### Your instructions
Return all of the entries exactly as written.

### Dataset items

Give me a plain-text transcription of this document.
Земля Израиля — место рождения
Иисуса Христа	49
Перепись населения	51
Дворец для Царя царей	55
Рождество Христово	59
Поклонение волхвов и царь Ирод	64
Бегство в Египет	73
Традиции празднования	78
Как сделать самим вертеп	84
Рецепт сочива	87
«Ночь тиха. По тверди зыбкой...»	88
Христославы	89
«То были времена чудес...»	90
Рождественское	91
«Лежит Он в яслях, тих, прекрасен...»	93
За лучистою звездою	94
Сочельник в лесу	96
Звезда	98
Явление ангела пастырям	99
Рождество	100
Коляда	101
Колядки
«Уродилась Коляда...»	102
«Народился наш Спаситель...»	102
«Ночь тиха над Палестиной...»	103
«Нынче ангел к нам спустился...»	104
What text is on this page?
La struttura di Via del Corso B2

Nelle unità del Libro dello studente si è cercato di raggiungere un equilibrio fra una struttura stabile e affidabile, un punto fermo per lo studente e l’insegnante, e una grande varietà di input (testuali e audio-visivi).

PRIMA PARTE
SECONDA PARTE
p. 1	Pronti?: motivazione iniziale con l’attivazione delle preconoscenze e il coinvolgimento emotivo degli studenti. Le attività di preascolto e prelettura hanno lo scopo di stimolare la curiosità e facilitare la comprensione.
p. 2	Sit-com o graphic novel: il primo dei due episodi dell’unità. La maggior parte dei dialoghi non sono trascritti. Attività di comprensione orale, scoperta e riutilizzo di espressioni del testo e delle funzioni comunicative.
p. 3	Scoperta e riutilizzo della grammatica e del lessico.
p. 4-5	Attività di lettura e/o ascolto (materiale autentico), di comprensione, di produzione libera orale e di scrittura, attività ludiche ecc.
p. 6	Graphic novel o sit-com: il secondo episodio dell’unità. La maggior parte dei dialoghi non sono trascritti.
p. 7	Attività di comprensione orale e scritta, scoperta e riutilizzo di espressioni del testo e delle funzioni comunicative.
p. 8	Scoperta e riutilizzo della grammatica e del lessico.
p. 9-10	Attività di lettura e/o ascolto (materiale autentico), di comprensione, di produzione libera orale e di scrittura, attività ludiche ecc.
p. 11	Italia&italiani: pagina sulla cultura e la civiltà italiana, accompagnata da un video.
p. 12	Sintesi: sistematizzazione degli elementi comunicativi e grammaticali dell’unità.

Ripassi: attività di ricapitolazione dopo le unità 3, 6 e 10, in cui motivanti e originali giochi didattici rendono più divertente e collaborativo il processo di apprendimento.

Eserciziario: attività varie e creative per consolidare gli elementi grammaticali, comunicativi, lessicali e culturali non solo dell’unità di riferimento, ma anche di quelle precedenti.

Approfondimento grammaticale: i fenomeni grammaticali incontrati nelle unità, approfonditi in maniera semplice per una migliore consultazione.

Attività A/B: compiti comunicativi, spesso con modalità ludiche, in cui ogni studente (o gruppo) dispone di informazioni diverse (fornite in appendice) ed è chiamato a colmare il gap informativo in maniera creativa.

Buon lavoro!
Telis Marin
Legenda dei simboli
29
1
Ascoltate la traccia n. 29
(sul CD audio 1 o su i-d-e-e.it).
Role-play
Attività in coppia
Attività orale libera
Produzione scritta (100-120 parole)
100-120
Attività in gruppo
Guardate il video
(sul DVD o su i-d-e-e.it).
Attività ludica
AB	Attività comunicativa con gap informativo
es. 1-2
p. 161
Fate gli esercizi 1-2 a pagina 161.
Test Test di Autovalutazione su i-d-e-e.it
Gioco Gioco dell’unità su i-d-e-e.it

### Task solution
Give me a plain-text transcription of this document.
Земля Израиля — место рождения
Иисуса Христа	49
Перепись населения	51
Дворец для Царя царей	55
Рождество Христово	59
Поклонение волхвов и царь Ирод	64
Бегство в Египет	73
Традиции празднования	78
Как сделать самим вертеп	84
Рецепт сочива	87
«Ночь тиха. По тверди зыбкой...»	88
Христославы	89
«То были времена чудес...»	90
Рождественское	91
«Лежит Он в яслях, тих, прекрасен...»	93
За лучистою звездою	94
Сочельник в лесу	96
Звезда	98
Явление ангела пастырям	99
Рождество	100
Коляда	101
Колядки
«Уродилась Коляда...»	102
«Народился наш Спаситель...»	102
«Ночь тиха над Палестиной...»	103
«Нынче ангел к нам спустился...»	104
What text is on this page?
La struttura di Via del Corso B2

Nelle unità del Libro dello studente si è cercato di raggiungere un equilibrio fra una struttura stabile e affidabile, un punto fermo per lo studente e l’insegnante, e una grande varietà di input (testuali e audio-visivi).

PRIMA PARTE
SECONDA PARTE
p. 1	Pronti?: motivazione iniziale con l’attivazione delle preconoscenze e il coinvolgimento emotivo degli studenti. Le attività di preascolto e prelettura hanno lo scopo di stimolare la curiosità e facilitare la comprensione.
p. 2	Sit-com o graphic novel: il primo dei due episodi dell’unità. La maggior parte dei dialoghi non sono trascritti. Attività di comprensione orale, scoperta e riutilizzo di espressioni del testo e delle funzioni comunicative.
p. 3	Scoperta e riutilizzo della grammatica e del lessico.
p. 4-5	Attività di lettura e/o ascolto (materiale autentico), di comprensione, di produzione libera orale e di scrittura, attività ludiche ecc.
p. 6	Graphic novel o sit-com: il secondo episodio dell’unità. La maggior parte dei dialoghi non sono trascritti.
p. 7	Attività di comprensione orale e scritta, scoperta e riutilizzo di espressioni del testo e delle funzioni comunicative.
p. 8	Scoperta e riutilizzo della grammatica e del lessico.
p. 9-10	Attività di lettura e/o ascolto (materiale autentico), di comprensione, di produzione libera orale e di scrittura, attività ludiche ecc.
p. 11	Italia&italiani: pagina sulla cultura e la civiltà italiana, accompagnata da un video.
p. 12	Sintesi: sistematizzazione degli elementi comunicativi e grammaticali dell’unità.

Ripassi: attività di ricapitolazione dopo le unità 3, 6 e 10, in cui motivanti e originali giochi didattici rendono più divertente e collaborativo il processo di apprendimento.

Eserciziario: attività varie e creative per consolidare gli elementi grammaticali, comunicativi, lessicali e culturali non solo dell’unità di riferimento, ma anche di quelle precedenti.

Approfondimento grammaticale: i fenomeni grammaticali incontrati nelle unità, approfonditi in maniera semplice per una migliore consultazione.

Attività A/B: compiti comunicativi, spesso con modalità ludiche, in cui ogni studente (o gruppo) dispone di informazioni diverse (fornite in appendice) ed è chiamato a colmare il gap informativo in maniera creativa.

Buon lavoro!
Telis Marin
Legenda dei simboli
29
1
Ascoltate la traccia n. 29
(sul CD audio 1 o su i-d-e-e.it).
Role-play
Attività in coppia
Attività orale libera
Produzione scritta (100-120 parole)
100-120
Attività in gruppo
Guardate il video
(sul DVD o su i-d-e-e.it).
Attività ludica
AB	Attività comunicativa con gap informativo
es. 1-2
p. 161
Fate gli esercizi 1-2 a pagina 161.
Test Test di Autovalutazione su i-d-e-e.it
Gioco Gioco dell’unità su i-d-e-e.it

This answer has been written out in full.